WORK REQUIRED:
Filter the entries, keeping every line with the word "acre".

RECORD LIST:

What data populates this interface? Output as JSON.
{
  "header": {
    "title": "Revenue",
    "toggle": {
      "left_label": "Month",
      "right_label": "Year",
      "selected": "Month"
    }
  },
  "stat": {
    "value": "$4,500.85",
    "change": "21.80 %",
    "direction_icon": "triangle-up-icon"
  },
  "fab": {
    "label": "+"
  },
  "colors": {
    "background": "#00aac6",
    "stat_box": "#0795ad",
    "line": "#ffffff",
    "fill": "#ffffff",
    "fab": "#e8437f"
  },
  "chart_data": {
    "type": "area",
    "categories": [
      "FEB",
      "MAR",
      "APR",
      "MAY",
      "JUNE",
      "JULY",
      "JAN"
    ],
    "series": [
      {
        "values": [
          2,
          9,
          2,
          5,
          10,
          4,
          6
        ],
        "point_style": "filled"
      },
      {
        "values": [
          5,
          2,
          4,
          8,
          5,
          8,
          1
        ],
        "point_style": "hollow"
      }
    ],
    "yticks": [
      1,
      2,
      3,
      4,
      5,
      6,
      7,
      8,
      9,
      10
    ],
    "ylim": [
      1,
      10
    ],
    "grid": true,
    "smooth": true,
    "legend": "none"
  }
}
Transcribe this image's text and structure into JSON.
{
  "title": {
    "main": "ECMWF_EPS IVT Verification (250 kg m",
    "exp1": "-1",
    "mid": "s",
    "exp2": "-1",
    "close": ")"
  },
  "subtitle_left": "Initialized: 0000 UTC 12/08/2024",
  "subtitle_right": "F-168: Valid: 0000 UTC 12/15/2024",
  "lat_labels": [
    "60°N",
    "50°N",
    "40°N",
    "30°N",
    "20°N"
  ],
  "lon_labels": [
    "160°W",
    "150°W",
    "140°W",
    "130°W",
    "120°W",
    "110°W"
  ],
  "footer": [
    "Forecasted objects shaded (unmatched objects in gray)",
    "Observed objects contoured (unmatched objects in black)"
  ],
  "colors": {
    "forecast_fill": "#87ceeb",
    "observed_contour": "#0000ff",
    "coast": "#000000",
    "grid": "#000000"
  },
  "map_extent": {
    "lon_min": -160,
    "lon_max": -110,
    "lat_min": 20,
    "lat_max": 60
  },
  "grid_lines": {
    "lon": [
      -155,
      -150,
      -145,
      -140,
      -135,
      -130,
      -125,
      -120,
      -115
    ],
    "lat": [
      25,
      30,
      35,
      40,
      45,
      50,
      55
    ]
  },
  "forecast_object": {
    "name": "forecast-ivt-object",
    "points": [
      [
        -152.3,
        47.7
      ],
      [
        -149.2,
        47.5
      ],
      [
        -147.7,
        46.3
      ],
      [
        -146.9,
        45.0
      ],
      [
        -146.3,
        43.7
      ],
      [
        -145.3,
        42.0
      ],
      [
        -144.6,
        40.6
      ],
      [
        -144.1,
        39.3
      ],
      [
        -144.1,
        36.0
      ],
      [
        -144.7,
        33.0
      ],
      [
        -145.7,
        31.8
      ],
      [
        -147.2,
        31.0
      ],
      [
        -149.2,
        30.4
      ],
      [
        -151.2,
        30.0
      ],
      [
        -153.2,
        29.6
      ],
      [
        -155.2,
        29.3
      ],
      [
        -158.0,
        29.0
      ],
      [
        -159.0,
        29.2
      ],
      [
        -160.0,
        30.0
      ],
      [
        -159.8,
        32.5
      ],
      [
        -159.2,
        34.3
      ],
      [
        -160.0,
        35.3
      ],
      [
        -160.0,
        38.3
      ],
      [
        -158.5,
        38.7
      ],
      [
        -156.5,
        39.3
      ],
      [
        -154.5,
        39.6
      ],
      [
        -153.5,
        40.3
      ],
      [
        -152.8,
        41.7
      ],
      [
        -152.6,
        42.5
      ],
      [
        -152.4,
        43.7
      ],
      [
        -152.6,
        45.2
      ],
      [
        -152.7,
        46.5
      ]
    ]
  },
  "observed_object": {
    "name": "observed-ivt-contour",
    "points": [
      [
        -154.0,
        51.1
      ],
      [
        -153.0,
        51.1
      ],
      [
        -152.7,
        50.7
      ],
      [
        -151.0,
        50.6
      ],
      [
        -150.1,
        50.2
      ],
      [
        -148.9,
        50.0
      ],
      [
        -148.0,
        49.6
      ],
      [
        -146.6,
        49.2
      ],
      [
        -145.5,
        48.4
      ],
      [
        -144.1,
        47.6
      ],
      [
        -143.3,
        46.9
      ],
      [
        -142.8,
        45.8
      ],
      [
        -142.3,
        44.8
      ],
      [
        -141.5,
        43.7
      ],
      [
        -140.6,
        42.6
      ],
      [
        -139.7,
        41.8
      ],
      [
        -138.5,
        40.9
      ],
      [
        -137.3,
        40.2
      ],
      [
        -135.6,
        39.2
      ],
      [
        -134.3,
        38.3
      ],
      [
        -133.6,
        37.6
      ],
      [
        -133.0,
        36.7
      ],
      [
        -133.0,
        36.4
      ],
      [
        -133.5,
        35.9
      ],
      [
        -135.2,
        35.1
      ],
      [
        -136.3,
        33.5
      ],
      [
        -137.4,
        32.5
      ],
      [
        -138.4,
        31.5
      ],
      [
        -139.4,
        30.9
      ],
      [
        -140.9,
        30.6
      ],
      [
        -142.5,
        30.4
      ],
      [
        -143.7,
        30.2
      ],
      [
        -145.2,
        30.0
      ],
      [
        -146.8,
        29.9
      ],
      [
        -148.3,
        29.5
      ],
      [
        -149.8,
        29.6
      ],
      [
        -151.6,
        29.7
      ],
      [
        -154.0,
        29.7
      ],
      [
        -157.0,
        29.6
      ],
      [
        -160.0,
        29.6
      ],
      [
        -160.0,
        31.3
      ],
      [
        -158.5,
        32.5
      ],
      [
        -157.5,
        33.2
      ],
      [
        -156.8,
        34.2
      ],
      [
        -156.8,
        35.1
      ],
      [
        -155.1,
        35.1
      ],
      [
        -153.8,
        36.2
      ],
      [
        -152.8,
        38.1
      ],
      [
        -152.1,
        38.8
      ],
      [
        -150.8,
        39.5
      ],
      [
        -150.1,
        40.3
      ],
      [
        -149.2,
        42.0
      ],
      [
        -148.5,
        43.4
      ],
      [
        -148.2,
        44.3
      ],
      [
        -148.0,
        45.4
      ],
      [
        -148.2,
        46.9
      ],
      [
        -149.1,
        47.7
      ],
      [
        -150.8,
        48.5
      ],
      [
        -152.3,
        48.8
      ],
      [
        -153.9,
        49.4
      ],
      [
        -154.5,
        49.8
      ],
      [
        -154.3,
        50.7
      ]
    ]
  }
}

---

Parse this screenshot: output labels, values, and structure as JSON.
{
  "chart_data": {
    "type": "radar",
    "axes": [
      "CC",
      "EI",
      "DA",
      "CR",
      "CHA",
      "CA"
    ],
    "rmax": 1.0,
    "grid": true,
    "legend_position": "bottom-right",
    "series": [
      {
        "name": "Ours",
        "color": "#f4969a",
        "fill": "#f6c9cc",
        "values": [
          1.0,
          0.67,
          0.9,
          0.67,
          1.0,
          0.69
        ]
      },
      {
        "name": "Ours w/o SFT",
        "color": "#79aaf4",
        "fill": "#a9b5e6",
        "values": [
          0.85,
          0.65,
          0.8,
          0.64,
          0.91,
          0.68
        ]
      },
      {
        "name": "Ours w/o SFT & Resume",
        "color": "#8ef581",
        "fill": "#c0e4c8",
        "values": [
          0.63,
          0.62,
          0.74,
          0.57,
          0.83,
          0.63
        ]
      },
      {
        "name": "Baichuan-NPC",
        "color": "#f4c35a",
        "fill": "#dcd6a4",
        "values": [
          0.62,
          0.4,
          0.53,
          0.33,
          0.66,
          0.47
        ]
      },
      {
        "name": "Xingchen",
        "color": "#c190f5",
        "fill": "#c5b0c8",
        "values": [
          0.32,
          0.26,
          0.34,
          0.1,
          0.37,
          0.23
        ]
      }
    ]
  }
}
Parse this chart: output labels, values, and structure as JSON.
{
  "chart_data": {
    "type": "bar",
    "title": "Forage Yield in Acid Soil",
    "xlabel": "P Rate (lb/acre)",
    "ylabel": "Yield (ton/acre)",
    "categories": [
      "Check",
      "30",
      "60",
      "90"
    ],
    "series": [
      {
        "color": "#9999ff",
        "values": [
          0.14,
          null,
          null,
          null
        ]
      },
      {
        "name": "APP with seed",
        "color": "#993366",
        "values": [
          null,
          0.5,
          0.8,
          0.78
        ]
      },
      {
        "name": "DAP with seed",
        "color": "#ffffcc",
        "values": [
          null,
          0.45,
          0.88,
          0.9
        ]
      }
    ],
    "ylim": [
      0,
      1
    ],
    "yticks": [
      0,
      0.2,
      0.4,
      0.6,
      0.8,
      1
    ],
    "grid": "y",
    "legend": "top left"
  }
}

THE OUTPUT:
    "xlabel": "P Rate (lb/acre)",
    "ylabel": "Yield (ton/acre)",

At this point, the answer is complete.